** BEGIN Data supplied **

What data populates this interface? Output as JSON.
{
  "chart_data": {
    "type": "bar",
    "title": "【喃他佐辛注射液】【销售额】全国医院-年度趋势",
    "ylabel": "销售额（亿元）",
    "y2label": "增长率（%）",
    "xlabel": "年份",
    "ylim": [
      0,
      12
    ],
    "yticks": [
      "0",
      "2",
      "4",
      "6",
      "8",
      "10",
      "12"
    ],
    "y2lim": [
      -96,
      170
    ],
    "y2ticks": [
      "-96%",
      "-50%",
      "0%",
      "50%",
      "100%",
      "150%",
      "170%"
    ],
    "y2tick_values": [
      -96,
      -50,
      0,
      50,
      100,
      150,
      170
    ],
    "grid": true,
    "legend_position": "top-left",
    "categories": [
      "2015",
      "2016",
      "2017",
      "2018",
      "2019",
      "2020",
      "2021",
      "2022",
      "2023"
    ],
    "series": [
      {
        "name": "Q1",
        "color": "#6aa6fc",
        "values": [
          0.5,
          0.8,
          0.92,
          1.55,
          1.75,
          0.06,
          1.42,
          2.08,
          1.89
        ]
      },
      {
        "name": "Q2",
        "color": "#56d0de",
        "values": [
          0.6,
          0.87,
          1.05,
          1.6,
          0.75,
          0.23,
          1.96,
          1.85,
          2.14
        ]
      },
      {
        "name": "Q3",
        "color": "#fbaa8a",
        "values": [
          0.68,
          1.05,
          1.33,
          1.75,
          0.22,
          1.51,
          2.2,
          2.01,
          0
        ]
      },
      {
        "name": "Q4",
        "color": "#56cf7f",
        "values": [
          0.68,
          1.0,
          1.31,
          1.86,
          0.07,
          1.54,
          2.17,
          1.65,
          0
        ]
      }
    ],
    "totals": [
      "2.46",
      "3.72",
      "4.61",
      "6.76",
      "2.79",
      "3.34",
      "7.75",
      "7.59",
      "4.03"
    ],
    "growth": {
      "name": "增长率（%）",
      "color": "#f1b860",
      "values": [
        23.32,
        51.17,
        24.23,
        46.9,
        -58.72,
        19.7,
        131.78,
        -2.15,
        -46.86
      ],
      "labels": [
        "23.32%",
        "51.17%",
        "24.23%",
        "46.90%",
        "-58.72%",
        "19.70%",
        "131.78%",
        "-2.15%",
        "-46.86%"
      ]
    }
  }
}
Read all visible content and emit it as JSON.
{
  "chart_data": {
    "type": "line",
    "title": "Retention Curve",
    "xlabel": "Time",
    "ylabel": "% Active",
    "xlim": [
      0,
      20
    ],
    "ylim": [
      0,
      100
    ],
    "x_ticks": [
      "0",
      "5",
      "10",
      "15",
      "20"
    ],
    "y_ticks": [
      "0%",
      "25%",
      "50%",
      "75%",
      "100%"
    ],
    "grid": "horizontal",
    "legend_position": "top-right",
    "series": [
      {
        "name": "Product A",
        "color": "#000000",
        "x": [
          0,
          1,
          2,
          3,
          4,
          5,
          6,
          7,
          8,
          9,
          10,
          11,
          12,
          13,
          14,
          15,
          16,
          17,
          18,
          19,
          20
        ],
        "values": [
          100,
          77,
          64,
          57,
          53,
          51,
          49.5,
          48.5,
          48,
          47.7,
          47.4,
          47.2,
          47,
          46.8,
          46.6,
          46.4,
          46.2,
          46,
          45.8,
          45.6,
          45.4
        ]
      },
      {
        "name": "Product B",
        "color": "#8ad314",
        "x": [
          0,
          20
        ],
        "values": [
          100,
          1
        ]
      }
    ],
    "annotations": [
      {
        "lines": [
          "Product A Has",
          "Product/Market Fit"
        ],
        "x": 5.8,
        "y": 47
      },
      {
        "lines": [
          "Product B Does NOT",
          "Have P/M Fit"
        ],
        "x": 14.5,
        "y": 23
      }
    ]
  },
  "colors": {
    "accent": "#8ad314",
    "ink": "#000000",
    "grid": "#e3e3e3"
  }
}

** END Data supplied **

Pick out and copy the lines of the entries that hold the string "name".

#### [The response]
        "name": "Q1",
        "name": "Q2",
        "name": "Q3",
        "name": "Q4",
      "name": "增长率（%）",
        "name": "Product A",
        "name": "Product B",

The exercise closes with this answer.